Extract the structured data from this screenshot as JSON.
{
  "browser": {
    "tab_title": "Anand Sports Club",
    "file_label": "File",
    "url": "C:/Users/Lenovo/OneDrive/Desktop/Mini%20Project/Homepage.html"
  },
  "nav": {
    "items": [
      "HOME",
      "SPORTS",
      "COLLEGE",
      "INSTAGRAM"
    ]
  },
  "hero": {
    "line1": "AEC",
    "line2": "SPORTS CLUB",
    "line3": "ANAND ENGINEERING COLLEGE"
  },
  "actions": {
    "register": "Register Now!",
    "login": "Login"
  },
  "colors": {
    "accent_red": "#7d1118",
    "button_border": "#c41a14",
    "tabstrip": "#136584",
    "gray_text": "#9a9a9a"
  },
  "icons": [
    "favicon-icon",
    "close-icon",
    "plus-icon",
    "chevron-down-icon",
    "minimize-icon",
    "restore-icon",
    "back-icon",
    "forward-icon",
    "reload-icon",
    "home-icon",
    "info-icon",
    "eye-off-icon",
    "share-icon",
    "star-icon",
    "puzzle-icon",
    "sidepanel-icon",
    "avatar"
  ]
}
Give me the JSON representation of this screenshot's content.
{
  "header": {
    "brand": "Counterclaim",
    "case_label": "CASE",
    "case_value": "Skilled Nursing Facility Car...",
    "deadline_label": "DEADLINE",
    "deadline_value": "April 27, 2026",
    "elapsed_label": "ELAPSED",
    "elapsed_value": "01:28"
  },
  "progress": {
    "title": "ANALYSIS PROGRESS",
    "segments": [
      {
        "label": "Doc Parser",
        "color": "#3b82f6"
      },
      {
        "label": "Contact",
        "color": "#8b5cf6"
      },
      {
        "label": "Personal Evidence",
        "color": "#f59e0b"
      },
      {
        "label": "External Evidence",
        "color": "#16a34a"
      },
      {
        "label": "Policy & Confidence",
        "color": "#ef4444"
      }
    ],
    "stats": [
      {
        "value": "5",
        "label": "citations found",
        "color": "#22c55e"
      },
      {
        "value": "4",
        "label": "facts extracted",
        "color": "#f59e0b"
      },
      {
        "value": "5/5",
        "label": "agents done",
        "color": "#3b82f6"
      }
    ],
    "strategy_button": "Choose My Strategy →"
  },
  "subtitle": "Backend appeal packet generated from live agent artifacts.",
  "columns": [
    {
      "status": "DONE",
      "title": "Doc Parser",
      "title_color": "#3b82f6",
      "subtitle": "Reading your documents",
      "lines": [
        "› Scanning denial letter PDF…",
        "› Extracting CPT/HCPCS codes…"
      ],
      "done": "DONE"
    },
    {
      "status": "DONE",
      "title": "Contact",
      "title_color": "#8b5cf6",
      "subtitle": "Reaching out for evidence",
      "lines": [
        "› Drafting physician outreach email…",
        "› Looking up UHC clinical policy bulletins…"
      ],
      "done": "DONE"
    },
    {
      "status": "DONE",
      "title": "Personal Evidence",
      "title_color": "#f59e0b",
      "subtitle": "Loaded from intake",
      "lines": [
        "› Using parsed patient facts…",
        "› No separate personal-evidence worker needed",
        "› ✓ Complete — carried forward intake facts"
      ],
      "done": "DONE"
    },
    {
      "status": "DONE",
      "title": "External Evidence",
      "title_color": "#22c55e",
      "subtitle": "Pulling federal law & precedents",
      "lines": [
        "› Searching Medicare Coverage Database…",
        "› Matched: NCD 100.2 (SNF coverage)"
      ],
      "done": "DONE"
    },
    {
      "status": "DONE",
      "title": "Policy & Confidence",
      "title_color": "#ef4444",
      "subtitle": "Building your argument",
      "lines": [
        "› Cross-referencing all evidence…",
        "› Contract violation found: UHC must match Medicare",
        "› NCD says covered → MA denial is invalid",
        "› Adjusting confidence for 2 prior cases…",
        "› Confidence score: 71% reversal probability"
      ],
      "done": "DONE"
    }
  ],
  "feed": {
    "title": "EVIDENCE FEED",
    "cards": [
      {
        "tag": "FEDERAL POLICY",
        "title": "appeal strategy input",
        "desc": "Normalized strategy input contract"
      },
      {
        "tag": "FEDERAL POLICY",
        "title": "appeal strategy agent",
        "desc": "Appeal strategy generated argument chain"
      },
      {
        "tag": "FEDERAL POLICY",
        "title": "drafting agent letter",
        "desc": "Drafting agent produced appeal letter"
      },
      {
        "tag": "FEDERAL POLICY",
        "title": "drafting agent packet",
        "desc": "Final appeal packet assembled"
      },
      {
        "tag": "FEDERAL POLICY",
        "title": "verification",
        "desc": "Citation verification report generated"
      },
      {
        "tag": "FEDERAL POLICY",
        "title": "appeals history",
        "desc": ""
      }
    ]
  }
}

■ ■ ■

List all lines holding the string "verification".

• The output
        "title": "verification",
        "desc": "Citation verification report generated"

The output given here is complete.